EXERCISE INPUTS:
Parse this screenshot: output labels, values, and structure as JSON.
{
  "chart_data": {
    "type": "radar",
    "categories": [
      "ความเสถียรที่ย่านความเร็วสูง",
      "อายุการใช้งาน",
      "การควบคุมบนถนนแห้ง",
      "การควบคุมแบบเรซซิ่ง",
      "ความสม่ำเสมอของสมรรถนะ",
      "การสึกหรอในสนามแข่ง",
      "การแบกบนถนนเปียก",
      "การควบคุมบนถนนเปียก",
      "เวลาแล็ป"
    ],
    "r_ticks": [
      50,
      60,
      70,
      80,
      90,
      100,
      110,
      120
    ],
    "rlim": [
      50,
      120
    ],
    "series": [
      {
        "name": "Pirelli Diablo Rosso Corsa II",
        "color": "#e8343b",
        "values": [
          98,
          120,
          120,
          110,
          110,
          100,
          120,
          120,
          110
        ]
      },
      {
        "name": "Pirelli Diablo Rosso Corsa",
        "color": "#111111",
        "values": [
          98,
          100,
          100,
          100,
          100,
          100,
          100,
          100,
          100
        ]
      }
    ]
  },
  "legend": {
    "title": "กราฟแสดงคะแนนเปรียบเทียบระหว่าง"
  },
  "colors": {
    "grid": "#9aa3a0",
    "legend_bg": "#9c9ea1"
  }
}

STATED TASK:
Take the lines above and retype all of them exactly.

CORRECT RESPONSE:
Parse this screenshot: output labels, values, and structure as JSON.
{
  "chart_data": {
    "type": "radar",
    "categories": [
      "ความเสถียรที่ย่านความเร็วสูง",
      "อายุการใช้งาน",
      "การควบคุมบนถนนแห้ง",
      "การควบคุมแบบเรซซิ่ง",
      "ความสม่ำเสมอของสมรรถนะ",
      "การสึกหรอในสนามแข่ง",
      "การแบกบนถนนเปียก",
      "การควบคุมบนถนนเปียก",
      "เวลาแล็ป"
    ],
    "r_ticks": [
      50,
      60,
      70,
      80,
      90,
      100,
      110,
      120
    ],
    "rlim": [
      50,
      120
    ],
    "series": [
      {
        "name": "Pirelli Diablo Rosso Corsa II",
        "color": "#e8343b",
        "values": [
          98,
          120,
          120,
          110,
          110,
          100,
          120,
          120,
          110
        ]
      },
      {
        "name": "Pirelli Diablo Rosso Corsa",
        "color": "#111111",
        "values": [
          98,
          100,
          100,
          100,
          100,
          100,
          100,
          100,
          100
        ]
      }
    ]
  },
  "legend": {
    "title": "กราฟแสดงคะแนนเปรียบเทียบระหว่าง"
  },
  "colors": {
    "grid": "#9aa3a0",
    "legend_bg": "#9c9ea1"
  }
}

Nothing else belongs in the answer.